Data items
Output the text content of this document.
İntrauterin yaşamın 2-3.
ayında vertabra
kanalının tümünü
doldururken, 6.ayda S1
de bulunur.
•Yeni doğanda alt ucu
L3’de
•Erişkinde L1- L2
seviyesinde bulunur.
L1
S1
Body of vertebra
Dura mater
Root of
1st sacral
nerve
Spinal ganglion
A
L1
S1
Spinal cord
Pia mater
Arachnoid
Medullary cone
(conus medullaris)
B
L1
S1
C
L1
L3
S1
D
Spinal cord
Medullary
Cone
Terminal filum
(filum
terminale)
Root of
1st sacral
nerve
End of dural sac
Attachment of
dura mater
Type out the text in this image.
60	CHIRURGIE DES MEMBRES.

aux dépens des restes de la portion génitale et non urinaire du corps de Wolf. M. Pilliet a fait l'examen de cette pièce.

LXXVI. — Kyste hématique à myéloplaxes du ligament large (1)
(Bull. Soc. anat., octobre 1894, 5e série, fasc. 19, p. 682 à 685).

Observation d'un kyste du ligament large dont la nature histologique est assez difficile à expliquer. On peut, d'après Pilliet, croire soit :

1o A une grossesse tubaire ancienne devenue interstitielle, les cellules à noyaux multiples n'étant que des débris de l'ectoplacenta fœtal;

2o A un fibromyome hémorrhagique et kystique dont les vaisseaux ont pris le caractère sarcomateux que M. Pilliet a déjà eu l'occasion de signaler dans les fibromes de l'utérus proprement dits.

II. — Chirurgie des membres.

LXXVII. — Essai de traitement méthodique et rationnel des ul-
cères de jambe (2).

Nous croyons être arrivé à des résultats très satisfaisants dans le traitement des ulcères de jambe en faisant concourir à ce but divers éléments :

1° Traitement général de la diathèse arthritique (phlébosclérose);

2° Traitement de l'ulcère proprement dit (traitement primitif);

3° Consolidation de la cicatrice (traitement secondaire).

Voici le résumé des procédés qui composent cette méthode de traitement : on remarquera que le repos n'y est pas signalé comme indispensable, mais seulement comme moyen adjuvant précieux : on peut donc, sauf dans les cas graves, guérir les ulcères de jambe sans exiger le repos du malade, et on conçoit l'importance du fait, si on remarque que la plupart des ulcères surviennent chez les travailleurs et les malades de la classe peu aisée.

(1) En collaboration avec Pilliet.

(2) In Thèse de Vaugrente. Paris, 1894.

• Brief
Find every line in the records that contains the word "Pilliet"; copy those lines.

• Full output
aux dépens des restes de la portion génitale et non urinaire du corps de Wolf. M. Pilliet a fait l'examen de cette pièce.
Observation d'un kyste du ligament large dont la nature histologique est assez difficile à expliquer. On peut, d'après Pilliet, croire soit :
2o A un fibromyome hémorrhagique et kystique dont les vaisseaux ont pris le caractère sarcomateux que M. Pilliet a déjà eu l'occasion de signaler dans les fibromes de l'utérus proprement dits.
(1) En collaboration avec Pilliet.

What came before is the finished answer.